**Exercise prompt:**
Tally the lines that hold the string "Szociális", and reply with the count alone.

-- START Records provided --

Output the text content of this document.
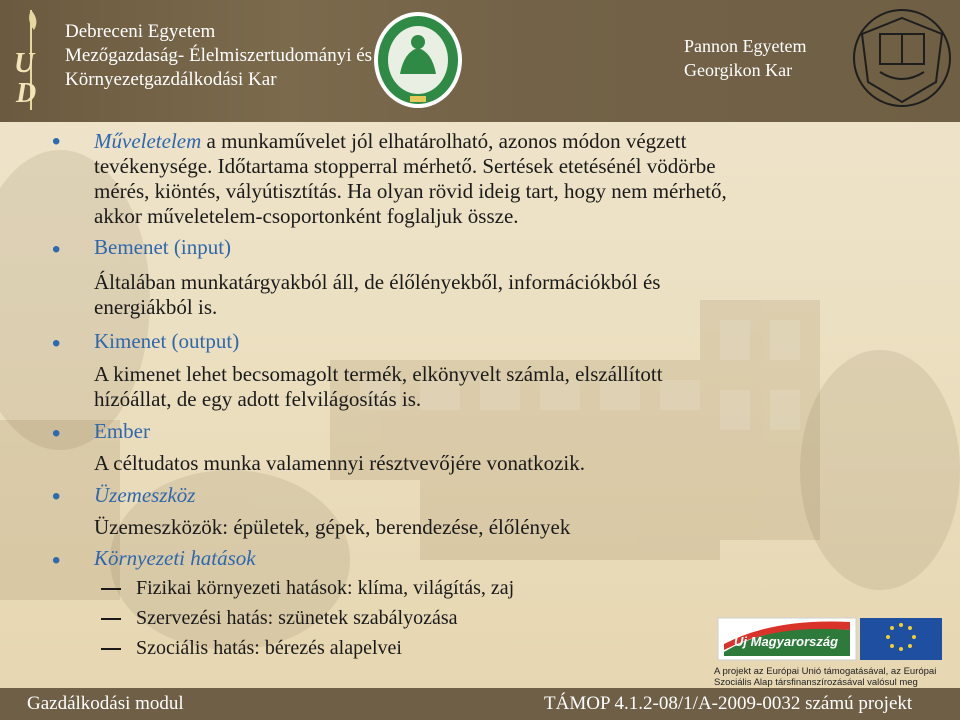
U
D
Debreceni Egyetem
Mezőgazdaság- Élelmiszertudományi és
Környezetgazdálkodási Kar
Pannon Egyetem
Georgikon Kar
•
Műveletelem a munkaművelet jól elhatárolható, azonos módon végzett
tevékenysége. Időtartama stopperral mérhető. Sertések etetésénél vödörbe
mérés, kiöntés, vályútisztítás. Ha olyan rövid ideig tart, hogy nem mérhető,
akkor műveletelem-csoportonként foglaljuk össze.
•
Bemenet (input)
Általában munkatárgyakból áll, de élőlényekből, információkból és
energiákból is.
•
Kimenet (output)
A kimenet lehet becsomagolt termék, elkönyvelt számla, elszállított
hízóállat, de egy adott felvilágosítás is.
•
Ember
A céltudatos munka valamennyi résztvevőjére vonatkozik.
•
Üzemeszköz
Üzemeszközök: épületek, gépek, berendezése, élőlények
•
Környezeti hatások
Fizikai környezeti hatások: klíma, világítás, zaj
Szervezési hatás: szünetek szabályozása
Szociális hatás: bérezés alapelvei	Új Magyarország
A projekt az Európai Unió támogatásával, az Európai
Szociális Alap társfinanszírozásával valósul meg
Gazdálkodási modul	TÁMOP 4.1.2-08/1/A-2009-0032 számú projekt
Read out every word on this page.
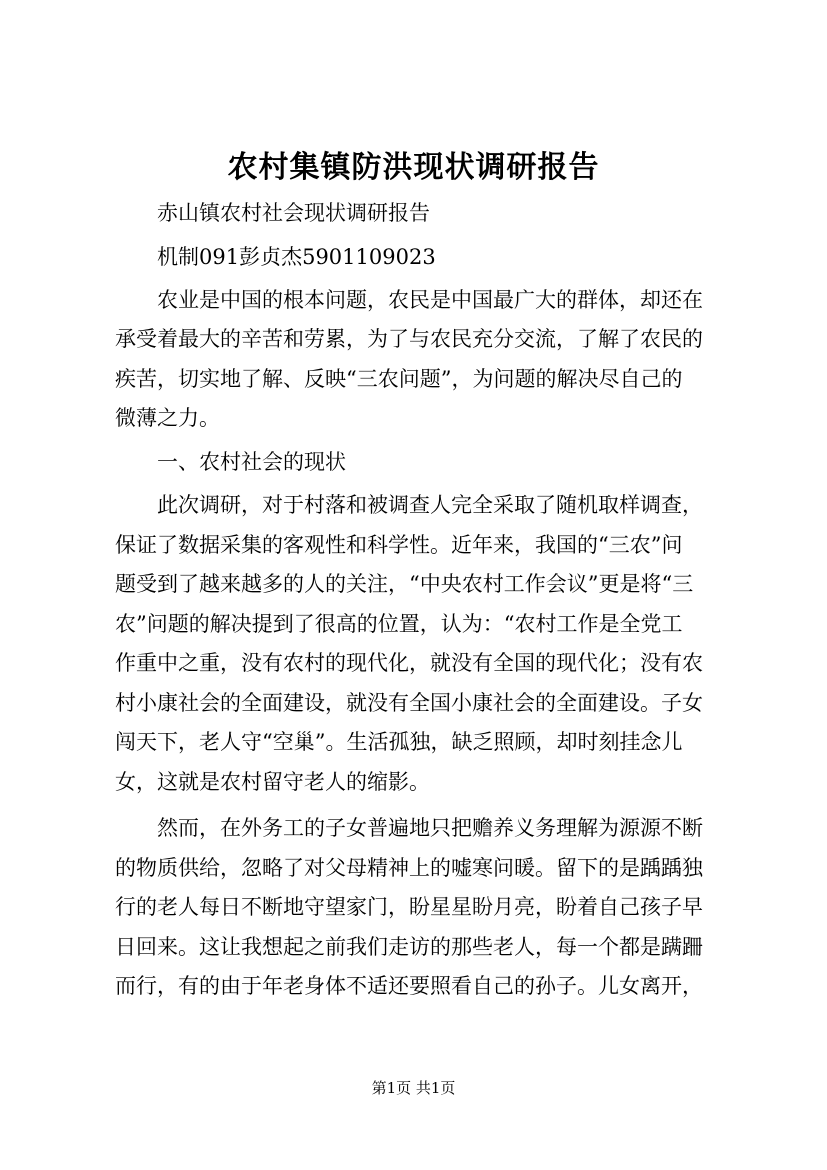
农村集镇防洪现状调研报告

　　赤山镇农村社会现状调研报告

　　机制091彭贞杰5901109023

　　农业是中国的根本问题，农民是中国最广大的群体，却还在

承受着最大的辛苦和劳累，为了与农民充分交流，了解了农民的

疾苦，切实地了解、反映“三农问题”，为问题的解决尽自己的

微薄之力。

　　一、农村社会的现状

　　此次调研，对于村落和被调查人完全采取了随机取样调查，

保证了数据采集的客观性和科学性。近年来，我国的“三农”问

题受到了越来越多的人的关注，“中央农村工作会议”更是将“三

农”问题的解决提到了很高的位置，认为：“农村工作是全党工

作重中之重，没有农村的现代化，就没有全国的现代化；没有农

村小康社会的全面建设，就没有全国小康社会的全面建设。子女

闯天下，老人守“空巢”。生活孤独，缺乏照顾，却时刻挂念儿

女，这就是农村留守老人的缩影。

　　然而，在外务工的子女普遍地只把赡养义务理解为源源不断

的物质供给，忽略了对父母精神上的嘘寒问暖。留下的是踽踽独

行的老人每日不断地守望家门，盼星星盼月亮，盼着自己孩子早

日回来。这让我想起之前我们走访的那些老人，每一个都是蹒跚

而行，有的由于年老身体不适还要照看自己的孙子。儿女离开，

第1页 共1页
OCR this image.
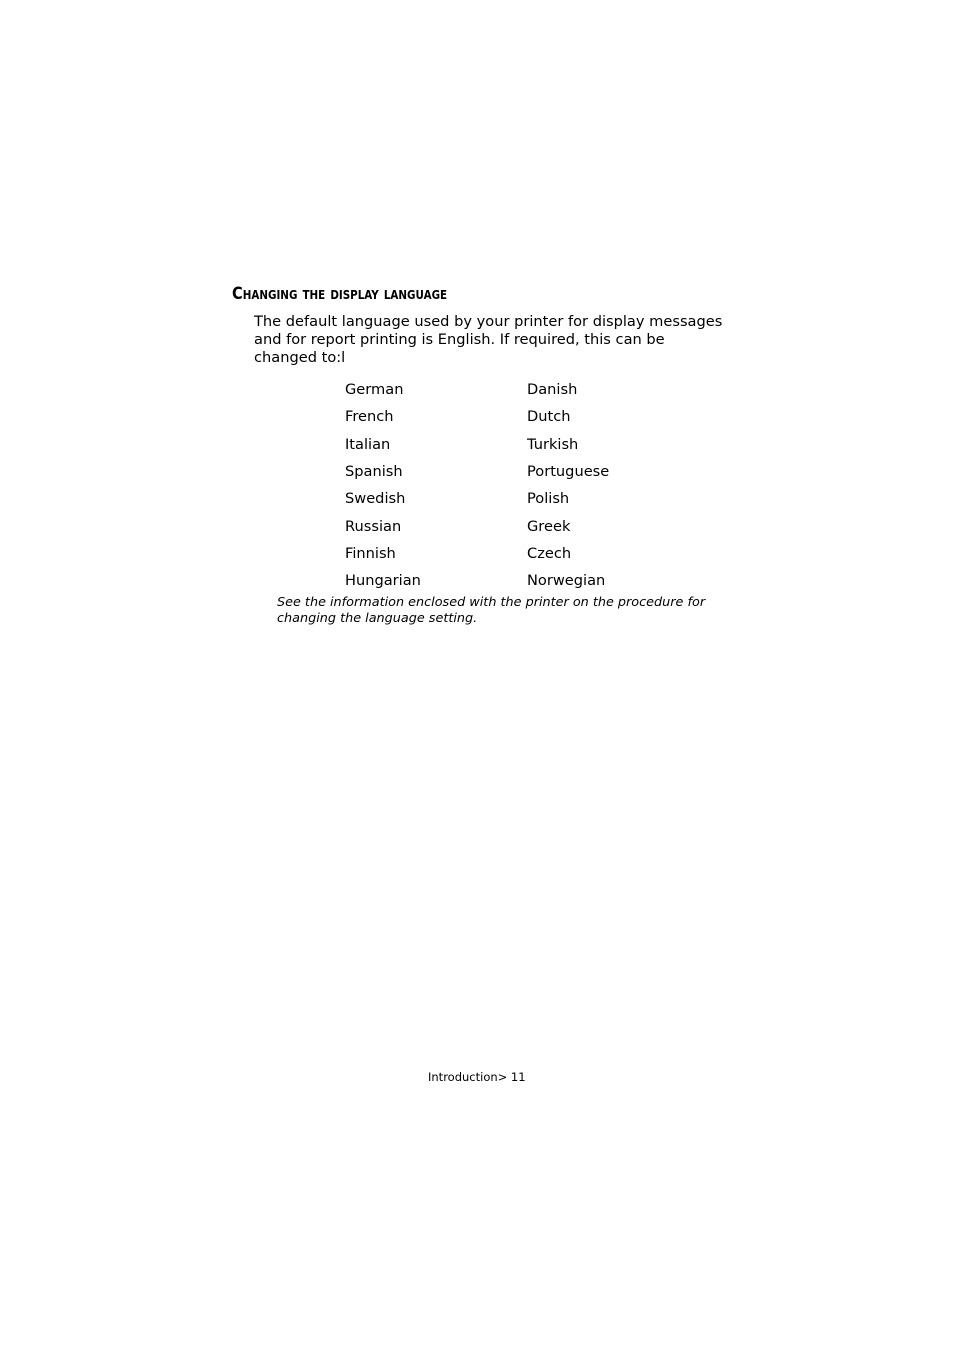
Changing the display language

The default language used by your printer for display messages and for report printing is English. If required, this can be changed to:l

German	Danish
French	Dutch
Italian	Turkish
Spanish	Portuguese
Swedish	Polish
Russian	Greek
Finnish	Czech
Hungarian	Norwegian

See the information enclosed with the printer on the procedure for changing the language setting.

Introduction> 11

-- END Records provided --

**Exercise response:**
2